--- Start ---

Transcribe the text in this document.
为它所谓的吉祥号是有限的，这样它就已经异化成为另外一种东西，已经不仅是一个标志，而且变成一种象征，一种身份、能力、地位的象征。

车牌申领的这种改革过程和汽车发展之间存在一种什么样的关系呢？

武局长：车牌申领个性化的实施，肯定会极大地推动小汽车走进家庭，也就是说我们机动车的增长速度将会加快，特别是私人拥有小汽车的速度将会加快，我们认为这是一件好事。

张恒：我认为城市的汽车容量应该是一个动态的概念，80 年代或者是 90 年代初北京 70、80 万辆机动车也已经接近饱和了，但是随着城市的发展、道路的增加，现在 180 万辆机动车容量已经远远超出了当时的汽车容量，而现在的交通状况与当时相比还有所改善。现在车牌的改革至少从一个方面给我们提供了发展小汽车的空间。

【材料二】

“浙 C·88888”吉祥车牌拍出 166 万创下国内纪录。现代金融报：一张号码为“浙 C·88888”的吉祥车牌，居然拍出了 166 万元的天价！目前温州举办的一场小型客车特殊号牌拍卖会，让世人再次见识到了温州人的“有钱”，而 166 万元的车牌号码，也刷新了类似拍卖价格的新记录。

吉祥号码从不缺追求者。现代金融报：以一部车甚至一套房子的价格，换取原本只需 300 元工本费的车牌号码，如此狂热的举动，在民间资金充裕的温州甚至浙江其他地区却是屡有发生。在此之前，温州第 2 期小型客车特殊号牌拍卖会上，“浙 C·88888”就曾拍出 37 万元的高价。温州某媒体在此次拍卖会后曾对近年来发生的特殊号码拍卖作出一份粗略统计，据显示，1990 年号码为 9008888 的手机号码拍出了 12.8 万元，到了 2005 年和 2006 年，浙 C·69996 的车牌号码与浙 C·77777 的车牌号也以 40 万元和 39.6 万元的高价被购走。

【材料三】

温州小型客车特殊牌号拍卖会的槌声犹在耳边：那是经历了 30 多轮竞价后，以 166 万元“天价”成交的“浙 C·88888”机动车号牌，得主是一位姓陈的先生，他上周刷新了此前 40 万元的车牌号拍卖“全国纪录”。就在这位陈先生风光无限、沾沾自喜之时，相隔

--- End ---

Extract all lines of the records above that include "现代金融报".

Solution to the problem
“浙 C·88888”吉祥车牌拍出 166 万创下国内纪录。现代金融报：一张号码为“浙 C·88888”的吉祥车牌，居然拍出了 166 万元的天价！目前温州举办的一场小型客车特殊号牌拍卖会，让世人再次见识到了温州人的“有钱”，而 166 万元的车牌号码，也刷新了类似拍卖价格的新记录。
吉祥号码从不缺追求者。现代金融报：以一部车甚至一套房子的价格，换取原本只需 300 元工本费的车牌号码，如此狂热的举动，在民间资金充裕的温州甚至浙江其他地区却是屡有发生。在此之前，温州第 2 期小型客车特殊号牌拍卖会上，“浙 C·88888”就曾拍出 37 万元的高价。温州某媒体在此次拍卖会后曾对近年来发生的特殊号码拍卖作出一份粗略统计，据显示，1990 年号码为 9008888 的手机号码拍出了 12.8 万元，到了 2005 年和 2006 年，浙 C·69996 的车牌号码与浙 C·77777 的车牌号也以 40 万元和 39.6 万元的高价被购走。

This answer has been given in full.